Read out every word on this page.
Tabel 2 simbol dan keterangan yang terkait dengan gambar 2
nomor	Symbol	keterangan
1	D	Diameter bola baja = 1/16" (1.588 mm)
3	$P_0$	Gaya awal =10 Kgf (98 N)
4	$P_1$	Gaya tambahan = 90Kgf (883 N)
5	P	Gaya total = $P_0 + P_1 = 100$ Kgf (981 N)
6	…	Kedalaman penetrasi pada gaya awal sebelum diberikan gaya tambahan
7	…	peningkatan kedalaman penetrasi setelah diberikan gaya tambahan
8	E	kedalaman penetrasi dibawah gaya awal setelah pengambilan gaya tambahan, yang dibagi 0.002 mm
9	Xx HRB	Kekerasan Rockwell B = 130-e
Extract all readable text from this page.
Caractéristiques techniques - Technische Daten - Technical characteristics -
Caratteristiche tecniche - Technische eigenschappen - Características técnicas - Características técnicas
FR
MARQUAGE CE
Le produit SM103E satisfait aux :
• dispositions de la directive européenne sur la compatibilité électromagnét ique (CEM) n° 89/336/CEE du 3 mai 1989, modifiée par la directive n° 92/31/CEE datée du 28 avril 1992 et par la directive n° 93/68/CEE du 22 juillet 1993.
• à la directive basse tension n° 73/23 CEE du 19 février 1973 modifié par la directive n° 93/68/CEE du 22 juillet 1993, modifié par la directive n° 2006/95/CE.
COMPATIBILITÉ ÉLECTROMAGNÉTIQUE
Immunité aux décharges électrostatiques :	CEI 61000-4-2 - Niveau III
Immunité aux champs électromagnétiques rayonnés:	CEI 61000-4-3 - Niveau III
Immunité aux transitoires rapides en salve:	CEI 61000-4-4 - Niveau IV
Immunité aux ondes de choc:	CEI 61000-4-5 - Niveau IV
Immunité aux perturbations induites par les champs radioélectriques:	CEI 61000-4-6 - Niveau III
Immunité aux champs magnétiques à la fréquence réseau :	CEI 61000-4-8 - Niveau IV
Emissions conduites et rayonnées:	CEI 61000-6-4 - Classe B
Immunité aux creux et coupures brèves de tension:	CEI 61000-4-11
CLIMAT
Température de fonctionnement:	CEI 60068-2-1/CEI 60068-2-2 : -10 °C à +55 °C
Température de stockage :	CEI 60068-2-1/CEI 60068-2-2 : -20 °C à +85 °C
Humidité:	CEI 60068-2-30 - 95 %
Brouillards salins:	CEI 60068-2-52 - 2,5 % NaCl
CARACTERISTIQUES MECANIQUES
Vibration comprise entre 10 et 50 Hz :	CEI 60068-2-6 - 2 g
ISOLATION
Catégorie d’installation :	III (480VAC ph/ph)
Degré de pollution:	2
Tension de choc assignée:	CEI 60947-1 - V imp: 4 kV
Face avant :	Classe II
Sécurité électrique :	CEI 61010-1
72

************

Pull out each line of the listing that holds the string "champs".

◆ **TASK RESPONSE**:
Immunité aux champs électromagnétiques rayonnés:	CEI 61000-4-3 - Niveau III
Immunité aux perturbations induites par les champs radioélectriques:	CEI 61000-4-6 - Niveau III
Immunité aux champs magnétiques à la fréquence réseau :	CEI 61000-4-8 - Niveau IV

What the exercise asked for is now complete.